Your task. Set out every line bearing the string "JSON".

---

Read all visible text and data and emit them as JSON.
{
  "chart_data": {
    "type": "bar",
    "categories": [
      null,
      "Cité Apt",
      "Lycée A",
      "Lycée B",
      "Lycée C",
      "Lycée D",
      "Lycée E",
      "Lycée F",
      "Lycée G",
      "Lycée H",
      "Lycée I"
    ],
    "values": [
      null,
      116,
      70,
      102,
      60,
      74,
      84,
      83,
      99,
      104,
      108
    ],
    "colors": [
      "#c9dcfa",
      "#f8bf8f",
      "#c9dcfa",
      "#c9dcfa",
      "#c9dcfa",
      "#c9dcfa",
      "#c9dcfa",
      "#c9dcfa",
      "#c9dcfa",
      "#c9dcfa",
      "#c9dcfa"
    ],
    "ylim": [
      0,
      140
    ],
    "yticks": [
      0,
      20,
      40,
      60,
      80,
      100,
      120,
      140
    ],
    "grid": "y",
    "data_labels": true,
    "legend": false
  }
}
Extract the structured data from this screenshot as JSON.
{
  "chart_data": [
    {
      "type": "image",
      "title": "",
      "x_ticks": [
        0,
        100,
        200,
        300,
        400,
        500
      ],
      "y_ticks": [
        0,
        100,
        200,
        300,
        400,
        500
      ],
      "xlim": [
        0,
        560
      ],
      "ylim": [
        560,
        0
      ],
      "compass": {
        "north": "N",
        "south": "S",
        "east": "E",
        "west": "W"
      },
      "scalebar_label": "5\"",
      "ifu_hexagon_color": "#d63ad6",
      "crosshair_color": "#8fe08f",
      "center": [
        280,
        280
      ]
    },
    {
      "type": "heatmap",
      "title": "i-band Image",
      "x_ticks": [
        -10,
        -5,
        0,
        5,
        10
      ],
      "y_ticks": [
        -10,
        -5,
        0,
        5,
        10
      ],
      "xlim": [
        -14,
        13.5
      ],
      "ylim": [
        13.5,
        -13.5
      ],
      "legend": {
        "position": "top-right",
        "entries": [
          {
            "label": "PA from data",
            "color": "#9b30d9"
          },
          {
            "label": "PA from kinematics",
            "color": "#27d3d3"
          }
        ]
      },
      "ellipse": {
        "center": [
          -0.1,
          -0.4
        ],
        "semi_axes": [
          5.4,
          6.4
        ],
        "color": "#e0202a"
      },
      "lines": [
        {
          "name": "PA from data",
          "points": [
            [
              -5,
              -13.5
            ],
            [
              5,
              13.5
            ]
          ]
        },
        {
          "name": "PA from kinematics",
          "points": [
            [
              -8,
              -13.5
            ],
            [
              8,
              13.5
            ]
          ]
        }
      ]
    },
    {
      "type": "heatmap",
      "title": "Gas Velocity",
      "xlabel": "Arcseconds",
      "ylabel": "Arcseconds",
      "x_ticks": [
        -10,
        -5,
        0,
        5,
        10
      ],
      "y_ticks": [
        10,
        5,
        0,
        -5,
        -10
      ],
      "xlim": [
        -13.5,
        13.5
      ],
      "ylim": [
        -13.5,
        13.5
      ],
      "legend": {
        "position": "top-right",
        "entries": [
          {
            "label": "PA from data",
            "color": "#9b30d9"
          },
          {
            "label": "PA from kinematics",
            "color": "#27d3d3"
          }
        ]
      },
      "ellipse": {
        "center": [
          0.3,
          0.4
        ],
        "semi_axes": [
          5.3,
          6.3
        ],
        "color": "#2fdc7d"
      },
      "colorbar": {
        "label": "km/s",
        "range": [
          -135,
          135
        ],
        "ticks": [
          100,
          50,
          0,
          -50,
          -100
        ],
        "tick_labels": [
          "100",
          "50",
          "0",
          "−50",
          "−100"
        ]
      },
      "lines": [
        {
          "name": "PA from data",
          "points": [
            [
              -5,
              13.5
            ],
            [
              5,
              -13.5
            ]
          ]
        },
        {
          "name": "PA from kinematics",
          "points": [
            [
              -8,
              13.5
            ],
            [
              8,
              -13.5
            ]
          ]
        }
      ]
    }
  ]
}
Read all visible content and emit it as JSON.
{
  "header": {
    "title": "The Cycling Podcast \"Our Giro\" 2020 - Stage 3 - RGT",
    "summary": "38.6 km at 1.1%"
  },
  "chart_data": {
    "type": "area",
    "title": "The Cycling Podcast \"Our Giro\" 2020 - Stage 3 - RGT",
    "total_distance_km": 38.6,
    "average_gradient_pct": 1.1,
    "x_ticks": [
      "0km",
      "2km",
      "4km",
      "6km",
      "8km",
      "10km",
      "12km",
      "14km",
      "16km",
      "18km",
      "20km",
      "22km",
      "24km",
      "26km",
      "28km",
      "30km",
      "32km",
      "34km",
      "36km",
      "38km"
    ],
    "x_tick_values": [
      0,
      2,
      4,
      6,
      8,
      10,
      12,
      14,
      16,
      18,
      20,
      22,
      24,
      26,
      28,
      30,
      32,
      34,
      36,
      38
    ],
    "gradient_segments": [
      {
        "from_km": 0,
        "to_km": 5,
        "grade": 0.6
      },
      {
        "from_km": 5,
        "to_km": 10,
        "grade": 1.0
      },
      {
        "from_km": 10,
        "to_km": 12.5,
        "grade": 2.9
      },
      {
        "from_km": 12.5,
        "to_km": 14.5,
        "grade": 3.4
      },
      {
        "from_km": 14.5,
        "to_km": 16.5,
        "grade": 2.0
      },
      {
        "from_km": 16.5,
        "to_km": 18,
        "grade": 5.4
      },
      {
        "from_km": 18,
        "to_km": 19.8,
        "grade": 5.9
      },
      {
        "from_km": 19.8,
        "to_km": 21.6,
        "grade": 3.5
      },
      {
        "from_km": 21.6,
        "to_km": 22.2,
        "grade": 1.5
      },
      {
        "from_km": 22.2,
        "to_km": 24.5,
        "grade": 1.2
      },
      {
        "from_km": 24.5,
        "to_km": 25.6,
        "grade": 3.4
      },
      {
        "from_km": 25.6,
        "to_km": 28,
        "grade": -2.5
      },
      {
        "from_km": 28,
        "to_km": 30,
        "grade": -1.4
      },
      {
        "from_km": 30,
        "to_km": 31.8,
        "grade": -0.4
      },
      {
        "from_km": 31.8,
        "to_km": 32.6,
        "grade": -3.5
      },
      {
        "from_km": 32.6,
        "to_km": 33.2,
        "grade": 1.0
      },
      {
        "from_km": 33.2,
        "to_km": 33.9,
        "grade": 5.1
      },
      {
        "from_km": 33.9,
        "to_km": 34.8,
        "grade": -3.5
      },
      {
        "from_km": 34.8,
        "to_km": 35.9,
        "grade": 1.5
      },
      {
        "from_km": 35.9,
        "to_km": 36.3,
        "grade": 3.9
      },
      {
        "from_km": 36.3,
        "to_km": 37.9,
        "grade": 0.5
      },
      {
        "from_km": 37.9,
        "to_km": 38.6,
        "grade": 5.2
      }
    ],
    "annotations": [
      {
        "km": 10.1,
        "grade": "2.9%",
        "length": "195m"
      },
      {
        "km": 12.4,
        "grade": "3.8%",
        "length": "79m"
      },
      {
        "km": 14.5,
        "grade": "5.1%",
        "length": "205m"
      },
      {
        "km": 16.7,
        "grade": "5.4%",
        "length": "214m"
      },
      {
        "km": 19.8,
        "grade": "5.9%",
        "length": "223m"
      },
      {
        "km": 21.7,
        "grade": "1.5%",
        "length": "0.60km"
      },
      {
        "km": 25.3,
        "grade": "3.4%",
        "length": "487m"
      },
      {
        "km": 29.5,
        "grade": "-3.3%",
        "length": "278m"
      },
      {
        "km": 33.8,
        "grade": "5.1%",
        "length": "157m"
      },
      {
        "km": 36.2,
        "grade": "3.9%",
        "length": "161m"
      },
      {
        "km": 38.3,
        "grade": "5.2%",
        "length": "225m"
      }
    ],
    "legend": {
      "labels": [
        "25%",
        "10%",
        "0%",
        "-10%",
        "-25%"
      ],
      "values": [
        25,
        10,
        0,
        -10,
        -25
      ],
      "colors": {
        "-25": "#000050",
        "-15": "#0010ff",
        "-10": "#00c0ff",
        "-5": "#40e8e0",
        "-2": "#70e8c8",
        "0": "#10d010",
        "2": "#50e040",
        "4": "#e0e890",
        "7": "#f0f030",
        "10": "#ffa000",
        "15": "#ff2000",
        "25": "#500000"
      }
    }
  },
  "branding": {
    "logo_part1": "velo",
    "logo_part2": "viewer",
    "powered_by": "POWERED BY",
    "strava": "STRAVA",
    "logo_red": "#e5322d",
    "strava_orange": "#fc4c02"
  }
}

---

Completed exercise.
Read all visible text and data and emit them as JSON.
Extract the structured data from this screenshot as JSON.
Read all visible content and emit it as JSON.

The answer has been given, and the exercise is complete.